- **Record excerpts**
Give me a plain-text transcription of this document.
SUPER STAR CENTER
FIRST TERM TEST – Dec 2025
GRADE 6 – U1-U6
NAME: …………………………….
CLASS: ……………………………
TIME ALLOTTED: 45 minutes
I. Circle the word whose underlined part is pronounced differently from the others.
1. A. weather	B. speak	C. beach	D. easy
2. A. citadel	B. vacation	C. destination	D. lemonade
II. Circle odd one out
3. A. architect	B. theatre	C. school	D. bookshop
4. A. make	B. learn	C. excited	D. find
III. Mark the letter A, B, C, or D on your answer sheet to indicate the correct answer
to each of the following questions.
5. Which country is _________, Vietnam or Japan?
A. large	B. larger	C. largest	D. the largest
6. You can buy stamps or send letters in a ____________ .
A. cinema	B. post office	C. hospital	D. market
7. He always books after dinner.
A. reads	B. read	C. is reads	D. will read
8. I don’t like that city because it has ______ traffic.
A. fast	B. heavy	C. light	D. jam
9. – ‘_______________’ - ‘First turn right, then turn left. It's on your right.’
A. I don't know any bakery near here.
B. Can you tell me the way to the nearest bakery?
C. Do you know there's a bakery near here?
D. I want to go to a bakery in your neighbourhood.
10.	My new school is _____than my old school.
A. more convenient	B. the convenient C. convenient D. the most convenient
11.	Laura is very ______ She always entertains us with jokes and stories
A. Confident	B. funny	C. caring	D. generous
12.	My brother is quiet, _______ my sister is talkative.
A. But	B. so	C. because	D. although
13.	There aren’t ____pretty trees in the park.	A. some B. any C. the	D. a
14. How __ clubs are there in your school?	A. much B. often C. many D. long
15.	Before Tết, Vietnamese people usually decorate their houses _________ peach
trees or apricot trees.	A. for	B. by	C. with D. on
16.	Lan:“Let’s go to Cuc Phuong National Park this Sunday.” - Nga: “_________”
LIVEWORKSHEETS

- **Directions for this task**
Select the lines in this material that hold the word "because", leaving none out.

- **Written solution**
8. I don’t like that city because it has ______ traffic.
A. But	B. so	C. because	D. although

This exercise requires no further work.